Look for the string "不断向前发展" in the lines and copy each line that has it.

===

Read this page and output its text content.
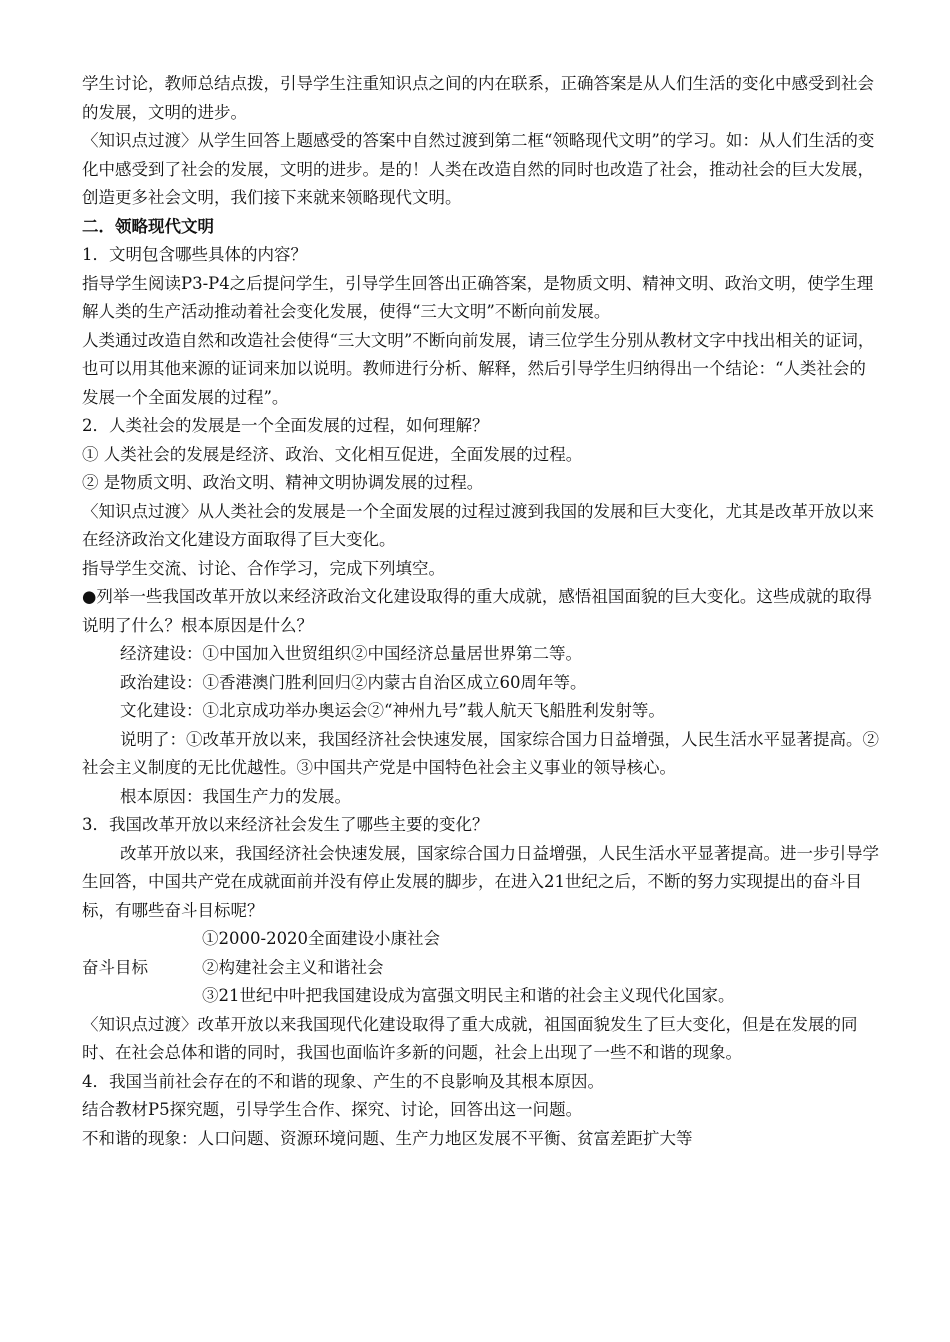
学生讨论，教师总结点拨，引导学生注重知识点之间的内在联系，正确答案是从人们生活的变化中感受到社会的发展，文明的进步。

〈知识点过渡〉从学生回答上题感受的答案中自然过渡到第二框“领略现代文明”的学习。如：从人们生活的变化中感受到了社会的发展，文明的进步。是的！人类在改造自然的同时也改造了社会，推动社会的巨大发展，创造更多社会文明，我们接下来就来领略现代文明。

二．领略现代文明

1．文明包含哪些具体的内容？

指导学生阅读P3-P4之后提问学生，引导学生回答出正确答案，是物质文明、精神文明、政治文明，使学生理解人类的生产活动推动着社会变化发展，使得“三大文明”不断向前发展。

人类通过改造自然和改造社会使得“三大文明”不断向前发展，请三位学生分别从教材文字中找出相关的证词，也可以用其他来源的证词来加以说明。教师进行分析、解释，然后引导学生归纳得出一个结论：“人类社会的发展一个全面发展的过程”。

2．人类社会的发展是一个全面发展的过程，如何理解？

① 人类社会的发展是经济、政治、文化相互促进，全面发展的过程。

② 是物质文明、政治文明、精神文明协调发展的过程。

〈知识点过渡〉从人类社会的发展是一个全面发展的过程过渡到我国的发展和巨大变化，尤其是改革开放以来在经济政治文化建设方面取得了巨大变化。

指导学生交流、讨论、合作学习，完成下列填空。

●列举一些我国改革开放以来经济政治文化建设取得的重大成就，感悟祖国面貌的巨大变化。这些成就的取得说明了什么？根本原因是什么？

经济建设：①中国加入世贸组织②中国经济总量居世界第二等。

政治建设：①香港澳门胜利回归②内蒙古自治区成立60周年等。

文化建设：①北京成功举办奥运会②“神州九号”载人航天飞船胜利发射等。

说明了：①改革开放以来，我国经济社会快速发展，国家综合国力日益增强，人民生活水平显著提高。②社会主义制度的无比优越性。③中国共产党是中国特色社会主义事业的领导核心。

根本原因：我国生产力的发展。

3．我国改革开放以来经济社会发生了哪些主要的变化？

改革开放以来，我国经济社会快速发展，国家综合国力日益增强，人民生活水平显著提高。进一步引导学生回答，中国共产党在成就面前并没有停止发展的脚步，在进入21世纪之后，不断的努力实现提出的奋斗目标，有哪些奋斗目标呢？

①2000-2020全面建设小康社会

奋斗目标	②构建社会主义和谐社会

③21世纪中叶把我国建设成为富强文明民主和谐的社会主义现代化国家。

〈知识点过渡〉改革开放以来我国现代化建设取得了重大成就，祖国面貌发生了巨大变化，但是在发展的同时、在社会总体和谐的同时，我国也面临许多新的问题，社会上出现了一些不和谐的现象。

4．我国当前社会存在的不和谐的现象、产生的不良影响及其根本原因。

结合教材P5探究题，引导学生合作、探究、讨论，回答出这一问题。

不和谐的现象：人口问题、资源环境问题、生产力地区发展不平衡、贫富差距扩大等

===

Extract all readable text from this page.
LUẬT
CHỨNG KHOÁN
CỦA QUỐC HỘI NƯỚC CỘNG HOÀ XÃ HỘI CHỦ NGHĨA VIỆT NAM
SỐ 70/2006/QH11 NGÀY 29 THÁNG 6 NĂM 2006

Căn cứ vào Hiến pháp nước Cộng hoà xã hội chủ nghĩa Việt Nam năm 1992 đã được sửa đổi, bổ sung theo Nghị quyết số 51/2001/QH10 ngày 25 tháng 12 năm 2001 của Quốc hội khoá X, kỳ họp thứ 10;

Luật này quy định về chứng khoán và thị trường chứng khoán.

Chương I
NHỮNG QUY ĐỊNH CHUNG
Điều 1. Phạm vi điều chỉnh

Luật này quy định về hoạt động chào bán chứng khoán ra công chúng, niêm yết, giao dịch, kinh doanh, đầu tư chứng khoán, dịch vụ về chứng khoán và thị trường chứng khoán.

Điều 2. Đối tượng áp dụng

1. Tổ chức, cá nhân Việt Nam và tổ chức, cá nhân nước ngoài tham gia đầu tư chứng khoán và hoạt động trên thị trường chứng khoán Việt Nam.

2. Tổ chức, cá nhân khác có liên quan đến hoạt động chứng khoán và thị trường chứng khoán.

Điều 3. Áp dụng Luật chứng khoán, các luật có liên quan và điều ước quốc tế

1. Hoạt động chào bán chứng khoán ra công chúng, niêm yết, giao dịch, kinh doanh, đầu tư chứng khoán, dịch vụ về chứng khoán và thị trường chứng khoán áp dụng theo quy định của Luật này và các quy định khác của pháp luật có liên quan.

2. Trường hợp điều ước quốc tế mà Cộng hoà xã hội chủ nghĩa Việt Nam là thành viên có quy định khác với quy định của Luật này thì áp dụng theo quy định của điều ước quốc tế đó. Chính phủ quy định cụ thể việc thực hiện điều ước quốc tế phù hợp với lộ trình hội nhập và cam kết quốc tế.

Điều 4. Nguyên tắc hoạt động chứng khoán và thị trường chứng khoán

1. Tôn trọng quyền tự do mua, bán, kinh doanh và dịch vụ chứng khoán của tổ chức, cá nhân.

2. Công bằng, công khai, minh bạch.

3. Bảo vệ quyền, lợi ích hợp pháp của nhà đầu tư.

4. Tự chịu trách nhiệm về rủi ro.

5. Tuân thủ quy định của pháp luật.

===

- [Exercise output]
指导学生阅读P3-P4之后提问学生，引导学生回答出正确答案，是物质文明、精神文明、政治文明，使学生理解人类的生产活动推动着社会变化发展，使得“三大文明”不断向前发展。
人类通过改造自然和改造社会使得“三大文明”不断向前发展，请三位学生分别从教材文字中找出相关的证词，也可以用其他来源的证词来加以说明。教师进行分析、解释，然后引导学生归纳得出一个结论：“人类社会的发展一个全面发展的过程”。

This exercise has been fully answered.